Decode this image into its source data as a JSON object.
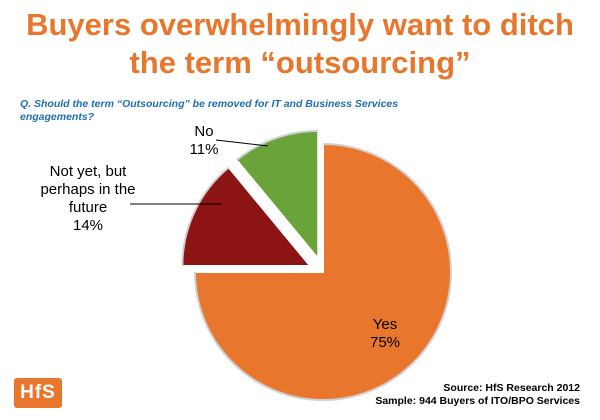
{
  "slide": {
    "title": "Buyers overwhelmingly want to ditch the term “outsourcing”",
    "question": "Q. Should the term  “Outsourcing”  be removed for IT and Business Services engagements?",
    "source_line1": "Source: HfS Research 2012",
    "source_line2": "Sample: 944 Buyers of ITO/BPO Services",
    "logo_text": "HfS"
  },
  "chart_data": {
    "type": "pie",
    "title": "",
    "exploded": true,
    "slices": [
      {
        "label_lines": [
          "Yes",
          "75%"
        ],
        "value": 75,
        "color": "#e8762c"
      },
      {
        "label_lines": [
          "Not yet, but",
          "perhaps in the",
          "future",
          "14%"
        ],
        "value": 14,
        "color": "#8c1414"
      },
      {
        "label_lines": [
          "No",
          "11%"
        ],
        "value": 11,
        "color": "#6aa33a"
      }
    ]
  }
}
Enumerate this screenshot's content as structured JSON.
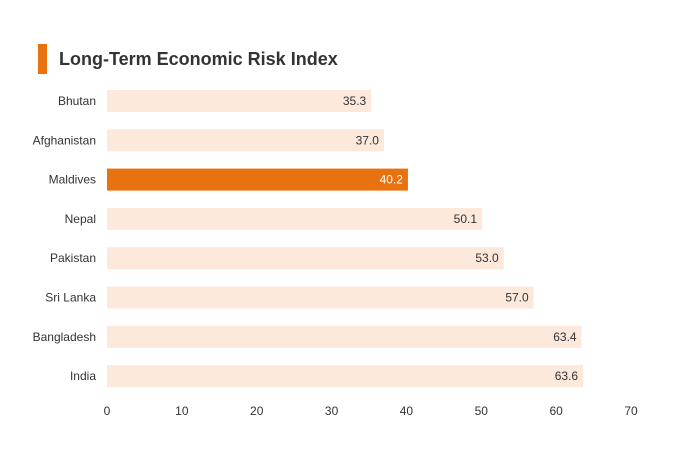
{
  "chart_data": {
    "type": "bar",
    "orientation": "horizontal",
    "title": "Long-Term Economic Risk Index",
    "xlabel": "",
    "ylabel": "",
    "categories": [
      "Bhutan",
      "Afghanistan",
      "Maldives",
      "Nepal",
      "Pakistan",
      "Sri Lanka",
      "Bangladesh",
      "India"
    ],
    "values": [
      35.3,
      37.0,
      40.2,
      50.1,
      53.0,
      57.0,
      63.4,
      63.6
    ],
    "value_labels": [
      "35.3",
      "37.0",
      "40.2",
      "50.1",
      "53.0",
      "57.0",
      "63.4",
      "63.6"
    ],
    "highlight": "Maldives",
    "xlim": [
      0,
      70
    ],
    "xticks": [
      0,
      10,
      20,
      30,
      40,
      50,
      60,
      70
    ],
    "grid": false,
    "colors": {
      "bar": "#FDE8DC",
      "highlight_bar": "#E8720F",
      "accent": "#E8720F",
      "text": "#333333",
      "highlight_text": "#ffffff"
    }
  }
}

▶ _REQUEST_
Gather every line from the listing above in which "JSON" appears, and copy those lines.

▶ _ANSWER FOR THE TASK_
Decode this image into its source data as a JSON object.
Enumerate this screenshot's content as structured JSON.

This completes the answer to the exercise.